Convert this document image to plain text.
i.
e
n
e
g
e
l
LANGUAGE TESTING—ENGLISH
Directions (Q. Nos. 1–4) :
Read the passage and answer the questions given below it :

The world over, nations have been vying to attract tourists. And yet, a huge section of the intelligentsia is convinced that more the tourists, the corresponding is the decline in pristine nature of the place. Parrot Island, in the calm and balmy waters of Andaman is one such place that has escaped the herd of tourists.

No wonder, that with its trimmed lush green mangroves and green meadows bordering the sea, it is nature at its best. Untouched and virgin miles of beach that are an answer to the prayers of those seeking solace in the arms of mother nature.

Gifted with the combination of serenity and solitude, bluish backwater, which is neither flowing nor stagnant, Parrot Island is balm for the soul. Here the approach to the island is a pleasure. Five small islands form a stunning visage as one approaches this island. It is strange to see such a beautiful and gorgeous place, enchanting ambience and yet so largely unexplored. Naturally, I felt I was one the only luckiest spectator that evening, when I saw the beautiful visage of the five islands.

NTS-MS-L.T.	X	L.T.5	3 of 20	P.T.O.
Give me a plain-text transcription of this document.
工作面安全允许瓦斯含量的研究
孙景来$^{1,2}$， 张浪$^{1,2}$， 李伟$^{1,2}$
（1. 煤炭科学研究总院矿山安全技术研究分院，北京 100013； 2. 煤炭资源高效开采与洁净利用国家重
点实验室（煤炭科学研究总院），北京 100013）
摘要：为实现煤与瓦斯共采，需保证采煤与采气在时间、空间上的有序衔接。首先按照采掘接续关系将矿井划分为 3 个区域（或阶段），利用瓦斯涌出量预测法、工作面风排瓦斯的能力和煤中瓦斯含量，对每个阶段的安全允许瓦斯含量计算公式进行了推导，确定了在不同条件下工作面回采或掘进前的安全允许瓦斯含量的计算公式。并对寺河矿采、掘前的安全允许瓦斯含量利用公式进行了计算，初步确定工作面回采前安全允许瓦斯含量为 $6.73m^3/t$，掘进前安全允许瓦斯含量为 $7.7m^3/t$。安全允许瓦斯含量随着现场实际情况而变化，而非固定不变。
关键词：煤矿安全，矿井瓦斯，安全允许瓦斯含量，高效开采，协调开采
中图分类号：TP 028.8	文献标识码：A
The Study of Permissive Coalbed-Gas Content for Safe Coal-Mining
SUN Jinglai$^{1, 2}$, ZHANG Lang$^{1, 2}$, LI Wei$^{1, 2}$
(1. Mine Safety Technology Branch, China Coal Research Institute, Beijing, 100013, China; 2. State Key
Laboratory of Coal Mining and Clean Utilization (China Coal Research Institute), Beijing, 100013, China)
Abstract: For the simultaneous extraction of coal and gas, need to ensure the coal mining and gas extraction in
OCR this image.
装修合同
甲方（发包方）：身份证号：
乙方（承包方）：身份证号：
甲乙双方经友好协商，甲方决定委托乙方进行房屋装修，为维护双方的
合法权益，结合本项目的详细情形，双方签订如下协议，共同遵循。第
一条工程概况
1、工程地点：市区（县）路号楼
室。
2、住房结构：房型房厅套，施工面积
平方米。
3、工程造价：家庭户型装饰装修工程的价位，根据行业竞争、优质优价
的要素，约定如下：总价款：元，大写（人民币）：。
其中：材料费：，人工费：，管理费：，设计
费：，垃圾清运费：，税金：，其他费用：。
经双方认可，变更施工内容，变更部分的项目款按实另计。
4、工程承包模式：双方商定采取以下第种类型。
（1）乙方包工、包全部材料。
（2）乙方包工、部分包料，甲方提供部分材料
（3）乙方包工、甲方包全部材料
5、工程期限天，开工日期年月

◆ **Aim**
Say how many lines of the data include the string "such". Nothing other than the number should be given.

◆ **Full solution**
2